■ Task statement ■
The listing below is to be output in its exact form.

■ Supplied entries ■
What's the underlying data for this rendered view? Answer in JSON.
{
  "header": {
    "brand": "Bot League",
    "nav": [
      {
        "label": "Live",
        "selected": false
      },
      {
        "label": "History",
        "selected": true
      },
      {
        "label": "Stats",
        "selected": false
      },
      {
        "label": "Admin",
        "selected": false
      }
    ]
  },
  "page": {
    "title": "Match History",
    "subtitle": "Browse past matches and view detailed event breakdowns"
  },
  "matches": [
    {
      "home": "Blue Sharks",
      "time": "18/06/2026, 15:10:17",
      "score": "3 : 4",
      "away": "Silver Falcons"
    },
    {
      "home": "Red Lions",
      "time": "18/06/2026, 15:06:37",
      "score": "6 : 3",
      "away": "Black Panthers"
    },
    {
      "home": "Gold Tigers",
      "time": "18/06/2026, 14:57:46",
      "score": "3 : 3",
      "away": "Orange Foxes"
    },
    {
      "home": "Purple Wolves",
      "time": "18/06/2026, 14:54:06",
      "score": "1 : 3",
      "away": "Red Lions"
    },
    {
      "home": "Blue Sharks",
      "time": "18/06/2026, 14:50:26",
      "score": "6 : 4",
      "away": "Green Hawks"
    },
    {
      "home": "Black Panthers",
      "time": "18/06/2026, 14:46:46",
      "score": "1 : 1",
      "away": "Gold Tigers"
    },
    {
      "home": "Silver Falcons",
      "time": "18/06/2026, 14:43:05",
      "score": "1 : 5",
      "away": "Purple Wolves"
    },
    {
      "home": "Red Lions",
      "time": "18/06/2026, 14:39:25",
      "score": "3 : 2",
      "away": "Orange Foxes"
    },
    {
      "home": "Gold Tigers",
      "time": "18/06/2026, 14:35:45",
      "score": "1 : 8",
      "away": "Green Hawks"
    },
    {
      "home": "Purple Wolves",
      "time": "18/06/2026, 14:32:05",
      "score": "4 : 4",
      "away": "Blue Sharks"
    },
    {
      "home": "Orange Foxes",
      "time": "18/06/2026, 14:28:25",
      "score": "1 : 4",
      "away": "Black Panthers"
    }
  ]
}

■ Task result ■
What's the underlying data for this rendered view? Answer in JSON.
{
  "header": {
    "brand": "Bot League",
    "nav": [
      {
        "label": "Live",
        "selected": false
      },
      {
        "label": "History",
        "selected": true
      },
      {
        "label": "Stats",
        "selected": false
      },
      {
        "label": "Admin",
        "selected": false
      }
    ]
  },
  "page": {
    "title": "Match History",
    "subtitle": "Browse past matches and view detailed event breakdowns"
  },
  "matches": [
    {
      "home": "Blue Sharks",
      "time": "18/06/2026, 15:10:17",
      "score": "3 : 4",
      "away": "Silver Falcons"
    },
    {
      "home": "Red Lions",
      "time": "18/06/2026, 15:06:37",
      "score": "6 : 3",
      "away": "Black Panthers"
    },
    {
      "home": "Gold Tigers",
      "time": "18/06/2026, 14:57:46",
      "score": "3 : 3",
      "away": "Orange Foxes"
    },
    {
      "home": "Purple Wolves",
      "time": "18/06/2026, 14:54:06",
      "score": "1 : 3",
      "away": "Red Lions"
    },
    {
      "home": "Blue Sharks",
      "time": "18/06/2026, 14:50:26",
      "score": "6 : 4",
      "away": "Green Hawks"
    },
    {
      "home": "Black Panthers",
      "time": "18/06/2026, 14:46:46",
      "score": "1 : 1",
      "away": "Gold Tigers"
    },
    {
      "home": "Silver Falcons",
      "time": "18/06/2026, 14:43:05",
      "score": "1 : 5",
      "away": "Purple Wolves"
    },
    {
      "home": "Red Lions",
      "time": "18/06/2026, 14:39:25",
      "score": "3 : 2",
      "away": "Orange Foxes"
    },
    {
      "home": "Gold Tigers",
      "time": "18/06/2026, 14:35:45",
      "score": "1 : 8",
      "away": "Green Hawks"
    },
    {
      "home": "Purple Wolves",
      "time": "18/06/2026, 14:32:05",
      "score": "4 : 4",
      "away": "Blue Sharks"
    },
    {
      "home": "Orange Foxes",
      "time": "18/06/2026, 14:28:25",
      "score": "1 : 4",
      "away": "Black Panthers"
    }
  ]
}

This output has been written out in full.